→ **SUPPLIED ENTRIES**:

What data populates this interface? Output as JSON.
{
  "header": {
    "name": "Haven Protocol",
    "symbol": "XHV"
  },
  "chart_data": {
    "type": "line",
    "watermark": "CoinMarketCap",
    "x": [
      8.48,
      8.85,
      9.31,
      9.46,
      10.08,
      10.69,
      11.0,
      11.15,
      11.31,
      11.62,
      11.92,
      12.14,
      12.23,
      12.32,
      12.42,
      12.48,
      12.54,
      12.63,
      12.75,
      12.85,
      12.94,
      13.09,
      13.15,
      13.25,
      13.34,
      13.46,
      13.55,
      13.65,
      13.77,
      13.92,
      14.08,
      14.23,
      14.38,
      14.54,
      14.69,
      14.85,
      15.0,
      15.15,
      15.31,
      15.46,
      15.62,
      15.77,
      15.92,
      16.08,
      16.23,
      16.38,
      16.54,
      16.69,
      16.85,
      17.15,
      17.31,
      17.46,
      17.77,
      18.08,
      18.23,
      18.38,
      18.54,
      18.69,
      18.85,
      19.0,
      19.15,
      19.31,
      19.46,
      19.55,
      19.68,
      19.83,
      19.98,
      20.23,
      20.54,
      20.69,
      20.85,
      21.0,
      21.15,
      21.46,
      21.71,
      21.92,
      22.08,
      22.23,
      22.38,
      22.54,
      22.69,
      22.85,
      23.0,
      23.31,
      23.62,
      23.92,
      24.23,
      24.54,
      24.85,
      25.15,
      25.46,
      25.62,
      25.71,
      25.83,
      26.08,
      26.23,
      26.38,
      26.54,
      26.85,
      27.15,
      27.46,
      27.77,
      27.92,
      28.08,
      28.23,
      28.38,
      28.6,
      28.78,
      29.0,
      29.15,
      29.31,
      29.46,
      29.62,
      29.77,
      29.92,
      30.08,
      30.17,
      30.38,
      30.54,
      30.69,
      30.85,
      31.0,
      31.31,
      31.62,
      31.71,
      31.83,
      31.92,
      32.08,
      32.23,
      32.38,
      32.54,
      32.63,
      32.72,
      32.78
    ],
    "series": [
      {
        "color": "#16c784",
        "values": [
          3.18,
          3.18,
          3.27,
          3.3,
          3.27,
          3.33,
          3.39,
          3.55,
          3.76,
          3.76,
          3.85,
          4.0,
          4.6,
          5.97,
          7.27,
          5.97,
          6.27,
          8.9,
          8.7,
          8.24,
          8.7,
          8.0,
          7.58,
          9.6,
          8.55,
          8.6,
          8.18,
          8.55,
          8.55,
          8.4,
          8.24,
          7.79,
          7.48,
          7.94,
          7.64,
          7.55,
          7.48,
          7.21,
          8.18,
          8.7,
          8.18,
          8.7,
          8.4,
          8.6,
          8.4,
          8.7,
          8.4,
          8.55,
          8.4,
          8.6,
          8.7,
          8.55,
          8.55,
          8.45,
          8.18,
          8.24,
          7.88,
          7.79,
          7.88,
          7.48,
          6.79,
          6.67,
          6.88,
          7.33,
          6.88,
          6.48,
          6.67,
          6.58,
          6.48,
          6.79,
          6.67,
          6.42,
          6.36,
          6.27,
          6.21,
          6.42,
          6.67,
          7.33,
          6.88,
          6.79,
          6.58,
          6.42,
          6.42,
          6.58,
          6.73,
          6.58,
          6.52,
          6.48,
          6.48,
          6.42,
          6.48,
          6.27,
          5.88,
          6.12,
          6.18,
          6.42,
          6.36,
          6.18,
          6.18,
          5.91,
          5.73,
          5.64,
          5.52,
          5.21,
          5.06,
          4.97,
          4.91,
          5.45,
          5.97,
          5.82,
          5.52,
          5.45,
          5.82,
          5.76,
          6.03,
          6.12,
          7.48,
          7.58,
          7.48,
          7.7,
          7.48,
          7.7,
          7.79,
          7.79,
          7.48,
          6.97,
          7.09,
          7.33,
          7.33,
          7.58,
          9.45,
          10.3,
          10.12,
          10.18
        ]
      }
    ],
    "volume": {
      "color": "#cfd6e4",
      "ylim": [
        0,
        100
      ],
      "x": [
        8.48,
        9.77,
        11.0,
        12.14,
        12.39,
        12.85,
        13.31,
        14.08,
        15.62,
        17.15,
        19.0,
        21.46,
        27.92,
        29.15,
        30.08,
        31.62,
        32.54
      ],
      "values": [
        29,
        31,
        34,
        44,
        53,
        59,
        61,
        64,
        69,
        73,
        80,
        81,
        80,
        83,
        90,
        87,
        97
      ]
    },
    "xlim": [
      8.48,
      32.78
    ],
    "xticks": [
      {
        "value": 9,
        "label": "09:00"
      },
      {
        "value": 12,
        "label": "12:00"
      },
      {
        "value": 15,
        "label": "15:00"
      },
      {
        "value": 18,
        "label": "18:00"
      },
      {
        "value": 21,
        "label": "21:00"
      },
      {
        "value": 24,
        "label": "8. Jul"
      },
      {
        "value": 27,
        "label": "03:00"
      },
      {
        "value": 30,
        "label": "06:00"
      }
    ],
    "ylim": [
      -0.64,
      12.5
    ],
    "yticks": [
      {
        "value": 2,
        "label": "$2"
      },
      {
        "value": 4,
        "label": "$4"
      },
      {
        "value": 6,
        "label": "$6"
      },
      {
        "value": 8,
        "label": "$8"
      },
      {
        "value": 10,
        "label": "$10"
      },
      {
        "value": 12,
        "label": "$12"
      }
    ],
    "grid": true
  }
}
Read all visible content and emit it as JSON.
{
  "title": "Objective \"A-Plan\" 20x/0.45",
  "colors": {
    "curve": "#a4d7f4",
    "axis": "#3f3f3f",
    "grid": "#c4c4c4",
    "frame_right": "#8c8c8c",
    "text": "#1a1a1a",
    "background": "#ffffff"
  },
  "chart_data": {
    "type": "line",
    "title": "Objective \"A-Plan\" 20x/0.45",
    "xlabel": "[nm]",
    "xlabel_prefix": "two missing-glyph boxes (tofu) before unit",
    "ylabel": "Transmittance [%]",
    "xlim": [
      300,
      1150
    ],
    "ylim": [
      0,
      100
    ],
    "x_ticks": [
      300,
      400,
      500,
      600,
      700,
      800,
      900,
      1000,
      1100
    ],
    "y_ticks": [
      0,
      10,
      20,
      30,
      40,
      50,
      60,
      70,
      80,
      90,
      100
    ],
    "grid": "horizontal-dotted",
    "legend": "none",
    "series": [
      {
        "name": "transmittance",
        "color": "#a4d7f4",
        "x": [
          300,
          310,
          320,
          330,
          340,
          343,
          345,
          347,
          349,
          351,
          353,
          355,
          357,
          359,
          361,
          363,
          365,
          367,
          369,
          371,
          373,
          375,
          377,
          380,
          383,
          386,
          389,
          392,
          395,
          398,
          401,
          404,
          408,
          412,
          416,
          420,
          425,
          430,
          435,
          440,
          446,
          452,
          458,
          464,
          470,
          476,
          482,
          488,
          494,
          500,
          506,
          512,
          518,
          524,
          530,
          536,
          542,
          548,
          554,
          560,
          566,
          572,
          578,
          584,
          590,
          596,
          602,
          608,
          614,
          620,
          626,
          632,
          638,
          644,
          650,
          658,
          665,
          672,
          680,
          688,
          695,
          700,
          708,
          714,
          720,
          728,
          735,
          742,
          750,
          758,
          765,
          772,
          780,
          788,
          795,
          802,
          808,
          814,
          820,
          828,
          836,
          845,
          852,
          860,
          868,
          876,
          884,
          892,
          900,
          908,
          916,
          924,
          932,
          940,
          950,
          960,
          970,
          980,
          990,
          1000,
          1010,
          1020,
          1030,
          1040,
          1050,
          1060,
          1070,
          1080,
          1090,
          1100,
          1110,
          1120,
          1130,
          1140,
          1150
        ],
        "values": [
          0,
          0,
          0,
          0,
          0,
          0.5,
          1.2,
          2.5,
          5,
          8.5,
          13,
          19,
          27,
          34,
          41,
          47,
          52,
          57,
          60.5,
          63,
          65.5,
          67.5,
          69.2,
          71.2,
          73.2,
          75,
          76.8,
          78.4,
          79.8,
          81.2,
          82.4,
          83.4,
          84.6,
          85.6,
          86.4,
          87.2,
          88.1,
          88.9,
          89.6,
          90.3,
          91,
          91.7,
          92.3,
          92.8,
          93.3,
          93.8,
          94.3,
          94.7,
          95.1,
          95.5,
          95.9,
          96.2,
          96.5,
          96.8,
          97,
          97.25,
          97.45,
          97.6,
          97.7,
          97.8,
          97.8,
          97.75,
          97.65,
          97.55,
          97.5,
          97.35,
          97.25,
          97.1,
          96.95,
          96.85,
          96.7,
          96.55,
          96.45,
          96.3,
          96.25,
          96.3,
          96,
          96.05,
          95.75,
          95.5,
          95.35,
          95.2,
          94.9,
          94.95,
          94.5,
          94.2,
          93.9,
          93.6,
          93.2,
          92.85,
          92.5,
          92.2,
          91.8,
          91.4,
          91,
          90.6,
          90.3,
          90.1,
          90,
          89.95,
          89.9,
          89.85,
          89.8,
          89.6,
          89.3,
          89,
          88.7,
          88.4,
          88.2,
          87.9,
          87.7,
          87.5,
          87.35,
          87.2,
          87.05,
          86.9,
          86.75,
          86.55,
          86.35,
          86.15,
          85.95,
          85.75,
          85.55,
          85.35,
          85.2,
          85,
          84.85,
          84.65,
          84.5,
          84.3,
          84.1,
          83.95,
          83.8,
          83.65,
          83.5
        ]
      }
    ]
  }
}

→ **EXERCISE DIRECTIONS**: Collect from the data above every line that includes "JSON".

→ **EXERCISE SOLUTION**:
What data populates this interface? Output as JSON.
Read all visible content and emit it as JSON.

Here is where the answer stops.